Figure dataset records
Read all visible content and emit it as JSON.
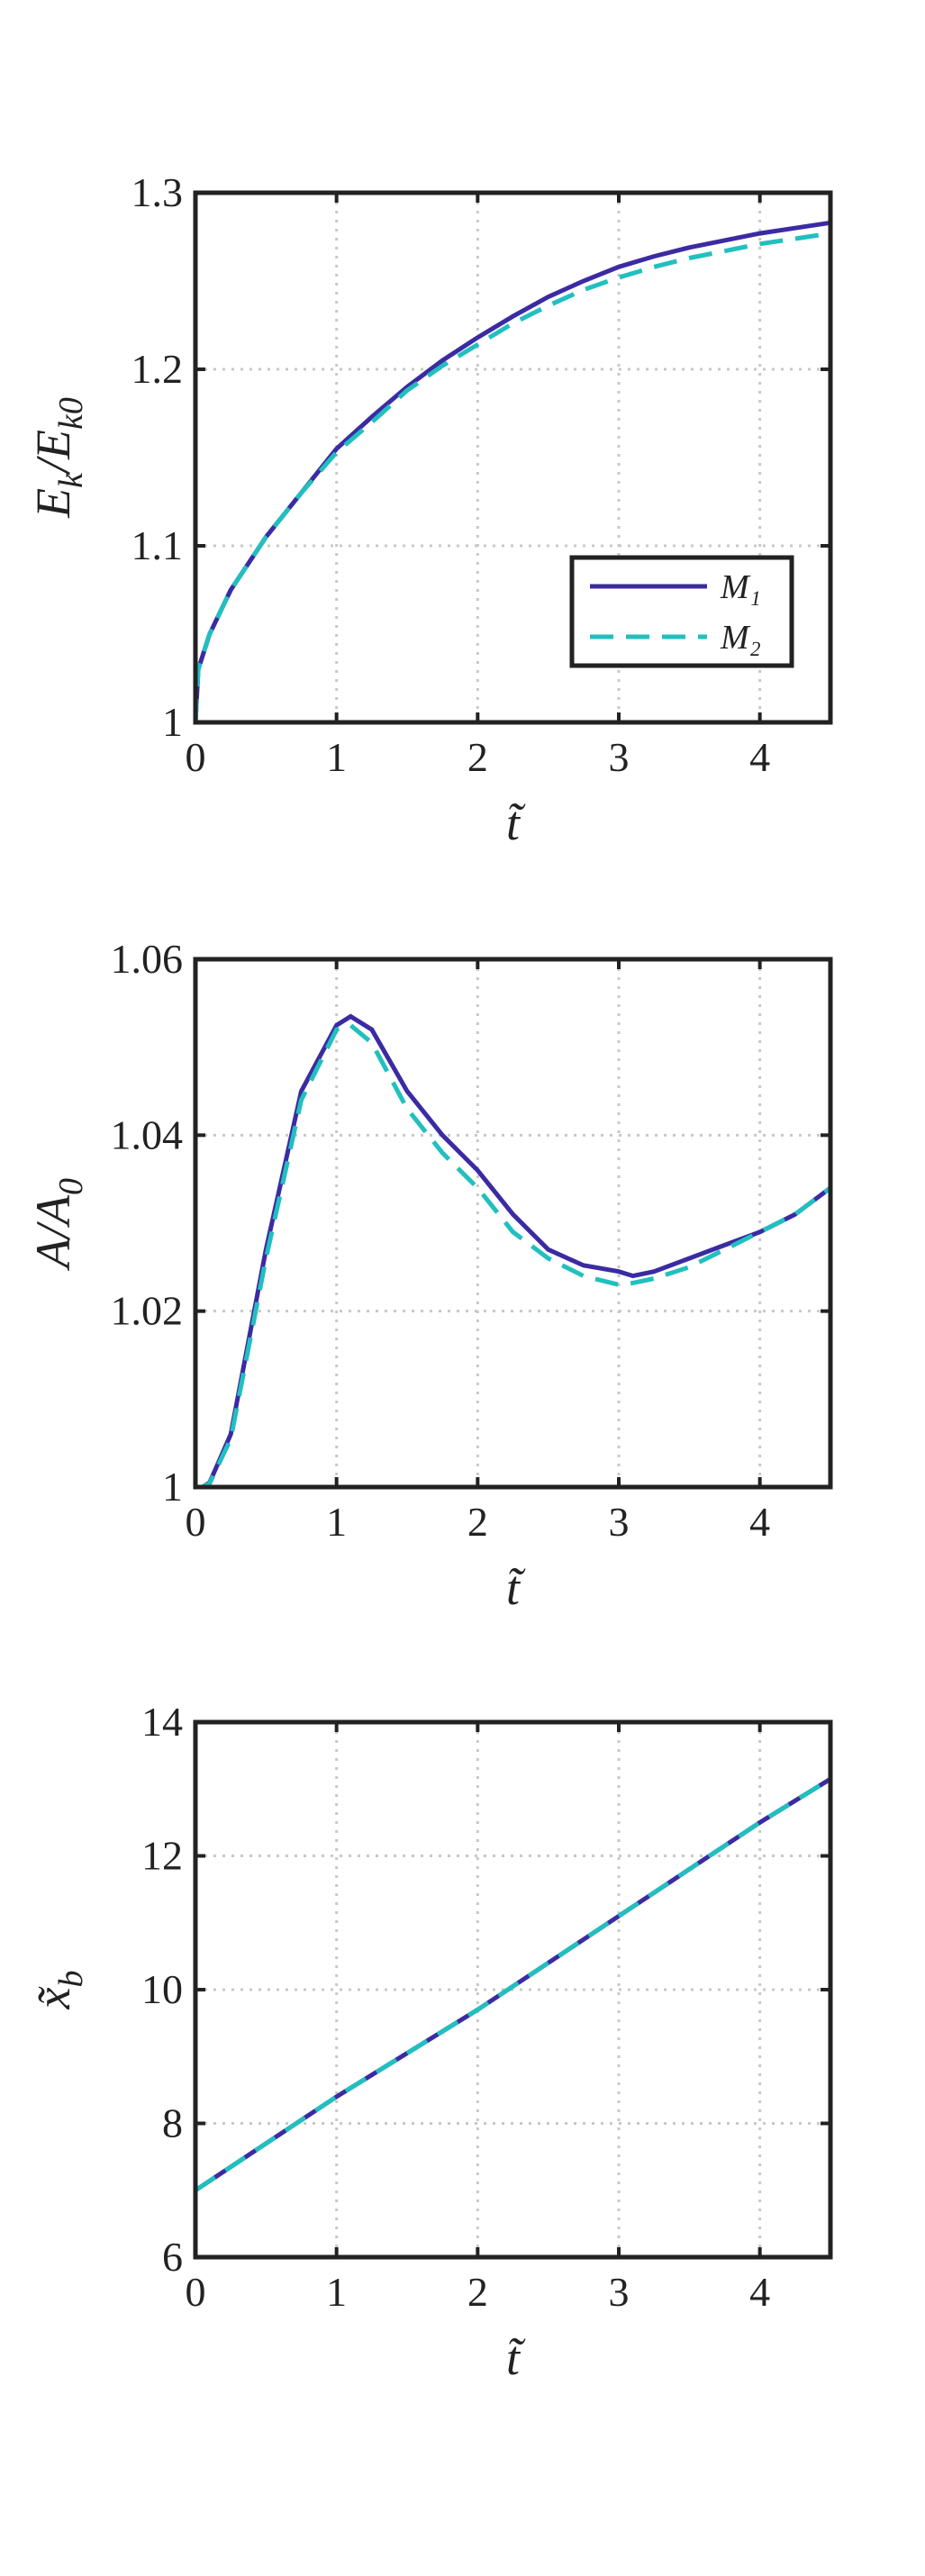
{
  "chart_data": [
    {
      "type": "line",
      "ylabel": [
        {
          "t": "E"
        },
        {
          "t": "k",
          "sub": true
        },
        {
          "t": "/E"
        },
        {
          "t": "k0",
          "sub": true
        }
      ],
      "xlabel": "t̃",
      "x": [
        0,
        0.02,
        0.1,
        0.25,
        0.5,
        0.75,
        1,
        1.25,
        1.5,
        1.75,
        2,
        2.25,
        2.5,
        2.75,
        3,
        3.25,
        3.5,
        3.75,
        4,
        4.25,
        4.5
      ],
      "series": [
        {
          "name": "M₁",
          "color": "#3b2ba3",
          "dash": false,
          "values": [
            1,
            1.03,
            1.05,
            1.075,
            1.105,
            1.13,
            1.155,
            1.173,
            1.19,
            1.205,
            1.218,
            1.23,
            1.241,
            1.25,
            1.258,
            1.264,
            1.269,
            1.273,
            1.277,
            1.28,
            1.283
          ]
        },
        {
          "name": "M₂",
          "color": "#22bfbf",
          "dash": true,
          "values": [
            1,
            1.03,
            1.05,
            1.075,
            1.105,
            1.13,
            1.153,
            1.17,
            1.188,
            1.202,
            1.214,
            1.226,
            1.236,
            1.245,
            1.252,
            1.258,
            1.263,
            1.267,
            1.271,
            1.274,
            1.277
          ]
        }
      ],
      "xlim": [
        0,
        4.5
      ],
      "xticks": [
        0,
        1,
        2,
        3,
        4
      ],
      "ylim": [
        1,
        1.3
      ],
      "yticks": [
        1,
        1.1,
        1.2,
        1.3
      ],
      "grid": true,
      "legend": "lower right"
    },
    {
      "type": "line",
      "ylabel": [
        {
          "t": "A/A"
        },
        {
          "t": "0",
          "sub": true
        }
      ],
      "xlabel": "t̃",
      "x": [
        0,
        0.05,
        0.1,
        0.25,
        0.5,
        0.75,
        1,
        1.1,
        1.25,
        1.5,
        1.75,
        2,
        2.25,
        2.5,
        2.75,
        3,
        3.1,
        3.25,
        3.5,
        3.75,
        4,
        4.25,
        4.5
      ],
      "series": [
        {
          "name": "M₁",
          "color": "#3b2ba3",
          "dash": false,
          "values": [
            1,
            1,
            1.0005,
            1.006,
            1.027,
            1.045,
            1.0525,
            1.0535,
            1.052,
            1.045,
            1.04,
            1.036,
            1.031,
            1.027,
            1.0252,
            1.0245,
            1.024,
            1.0245,
            1.026,
            1.0275,
            1.029,
            1.031,
            1.034
          ]
        },
        {
          "name": "M₂",
          "color": "#22bfbf",
          "dash": true,
          "values": [
            1,
            1,
            1.0004,
            1.0055,
            1.026,
            1.044,
            1.052,
            1.0525,
            1.0505,
            1.043,
            1.038,
            1.034,
            1.029,
            1.026,
            1.024,
            1.023,
            1.0232,
            1.0237,
            1.025,
            1.027,
            1.029,
            1.031,
            1.034
          ]
        }
      ],
      "xlim": [
        0,
        4.5
      ],
      "xticks": [
        0,
        1,
        2,
        3,
        4
      ],
      "ylim": [
        1,
        1.06
      ],
      "yticks": [
        1,
        1.02,
        1.04,
        1.06
      ],
      "grid": true
    },
    {
      "type": "line",
      "ylabel": [
        {
          "t": "x̃"
        },
        {
          "t": "b",
          "sub": true
        }
      ],
      "xlabel": "t̃",
      "x": [
        0,
        0.5,
        1,
        1.5,
        2,
        2.5,
        3,
        3.5,
        4,
        4.5
      ],
      "series": [
        {
          "name": "M₁",
          "color": "#3b2ba3",
          "dash": false,
          "values": [
            7,
            7.7,
            8.4,
            9.05,
            9.7,
            10.4,
            11.1,
            11.8,
            12.5,
            13.15
          ]
        },
        {
          "name": "M₂",
          "color": "#22bfbf",
          "dash": true,
          "values": [
            7,
            7.7,
            8.4,
            9.05,
            9.7,
            10.4,
            11.1,
            11.8,
            12.5,
            13.15
          ]
        }
      ],
      "xlim": [
        0,
        4.5
      ],
      "xticks": [
        0,
        1,
        2,
        3,
        4
      ],
      "ylim": [
        6,
        14
      ],
      "yticks": [
        6,
        8,
        10,
        12,
        14
      ],
      "grid": true
    }
  ]
}
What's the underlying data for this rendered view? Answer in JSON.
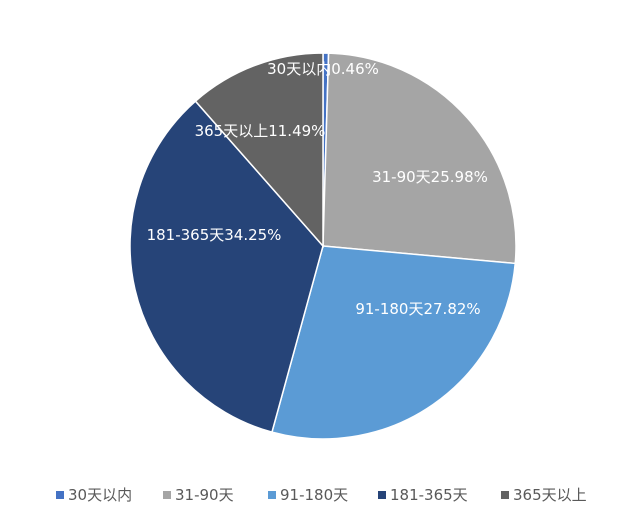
{
  "chart_data": {
    "type": "pie",
    "categories": [
      "30天以内",
      "31-90天",
      "91-180天",
      "181-365天",
      "365天以上"
    ],
    "values": [
      0.46,
      25.98,
      27.82,
      34.25,
      11.49
    ],
    "labels": [
      "30天以内0.46%",
      "31-90天25.98%",
      "91-180天27.82%",
      "181-365天34.25%",
      "365天以上11.49%"
    ],
    "colors": [
      "#4472c4",
      "#a5a5a5",
      "#5b9bd5",
      "#264478",
      "#636363"
    ],
    "legend_position": "bottom",
    "start_angle_deg": 0,
    "direction": "clockwise"
  }
}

> [Problem statement]: Transcribe the full listing above exactly as it stands, minus the pictures.

> [Completed task]:
Read all visible content and emit it as JSON.
{
  "chart_data": [
    {
      "type": "line",
      "ylabel": [
        {
          "t": "E"
        },
        {
          "t": "k",
          "sub": true
        },
        {
          "t": "/E"
        },
        {
          "t": "k0",
          "sub": true
        }
      ],
      "xlabel": "t̃",
      "x": [
        0,
        0.02,
        0.1,
        0.25,
        0.5,
        0.75,
        1,
        1.25,
        1.5,
        1.75,
        2,
        2.25,
        2.5,
        2.75,
        3,
        3.25,
        3.5,
        3.75,
        4,
        4.25,
        4.5
      ],
      "series": [
        {
          "name": "M₁",
          "color": "#3b2ba3",
          "dash": false,
          "values": [
            1,
            1.03,
            1.05,
            1.075,
            1.105,
            1.13,
            1.155,
            1.173,
            1.19,
            1.205,
            1.218,
            1.23,
            1.241,
            1.25,
            1.258,
            1.264,
            1.269,
            1.273,
            1.277,
            1.28,
            1.283
          ]
        },
        {
          "name": "M₂",
          "color": "#22bfbf",
          "dash": true,
          "values": [
            1,
            1.03,
            1.05,
            1.075,
            1.105,
            1.13,
            1.153,
            1.17,
            1.188,
            1.202,
            1.214,
            1.226,
            1.236,
            1.245,
            1.252,
            1.258,
            1.263,
            1.267,
            1.271,
            1.274,
            1.277
          ]
        }
      ],
      "xlim": [
        0,
        4.5
      ],
      "xticks": [
        0,
        1,
        2,
        3,
        4
      ],
      "ylim": [
        1,
        1.3
      ],
      "yticks": [
        1,
        1.1,
        1.2,
        1.3
      ],
      "grid": true,
      "legend": "lower right"
    },
    {
      "type": "line",
      "ylabel": [
        {
          "t": "A/A"
        },
        {
          "t": "0",
          "sub": true
        }
      ],
      "xlabel": "t̃",
      "x": [
        0,
        0.05,
        0.1,
        0.25,
        0.5,
        0.75,
        1,
        1.1,
        1.25,
        1.5,
        1.75,
        2,
        2.25,
        2.5,
        2.75,
        3,
        3.1,
        3.25,
        3.5,
        3.75,
        4,
        4.25,
        4.5
      ],
      "series": [
        {
          "name": "M₁",
          "color": "#3b2ba3",
          "dash": false,
          "values": [
            1,
            1,
            1.0005,
            1.006,
            1.027,
            1.045,
            1.0525,
            1.0535,
            1.052,
            1.045,
            1.04,
            1.036,
            1.031,
            1.027,
            1.0252,
            1.0245,
            1.024,
            1.0245,
            1.026,
            1.0275,
            1.029,
            1.031,
            1.034
          ]
        },
        {
          "name": "M₂",
          "color": "#22bfbf",
          "dash": true,
          "values": [
            1,
            1,
            1.0004,
            1.0055,
            1.026,
            1.044,
            1.052,
            1.0525,
            1.0505,
            1.043,
            1.038,
            1.034,
            1.029,
            1.026,
            1.024,
            1.023,
            1.0232,
            1.0237,
            1.025,
            1.027,
            1.029,
            1.031,
            1.034
          ]
        }
      ],
      "xlim": [
        0,
        4.5
      ],
      "xticks": [
        0,
        1,
        2,
        3,
        4
      ],
      "ylim": [
        1,
        1.06
      ],
      "yticks": [
        1,
        1.02,
        1.04,
        1.06
      ],
      "grid": true
    },
    {
      "type": "line",
      "ylabel": [
        {
          "t": "x̃"
        },
        {
          "t": "b",
          "sub": true
        }
      ],
      "xlabel": "t̃",
      "x": [
        0,
        0.5,
        1,
        1.5,
        2,
        2.5,
        3,
        3.5,
        4,
        4.5
      ],
      "series": [
        {
          "name": "M₁",
          "color": "#3b2ba3",
          "dash": false,
          "values": [
            7,
            7.7,
            8.4,
            9.05,
            9.7,
            10.4,
            11.1,
            11.8,
            12.5,
            13.15
          ]
        },
        {
          "name": "M₂",
          "color": "#22bfbf",
          "dash": true,
          "values": [
            7,
            7.7,
            8.4,
            9.05,
            9.7,
            10.4,
            11.1,
            11.8,
            12.5,
            13.15
          ]
        }
      ],
      "xlim": [
        0,
        4.5
      ],
      "xticks": [
        0,
        1,
        2,
        3,
        4
      ],
      "ylim": [
        6,
        14
      ],
      "yticks": [
        6,
        8,
        10,
        12,
        14
      ],
      "grid": true
    }
  ]
}
What's the underlying data for this rendered view? Answer in JSON.
{
  "chart_data": {
    "type": "pie",
    "categories": [
      "30天以内",
      "31-90天",
      "91-180天",
      "181-365天",
      "365天以上"
    ],
    "values": [
      0.46,
      25.98,
      27.82,
      34.25,
      11.49
    ],
    "labels": [
      "30天以内0.46%",
      "31-90天25.98%",
      "91-180天27.82%",
      "181-365天34.25%",
      "365天以上11.49%"
    ],
    "colors": [
      "#4472c4",
      "#a5a5a5",
      "#5b9bd5",
      "#264478",
      "#636363"
    ],
    "legend_position": "bottom",
    "start_angle_deg": 0,
    "direction": "clockwise"
  }
}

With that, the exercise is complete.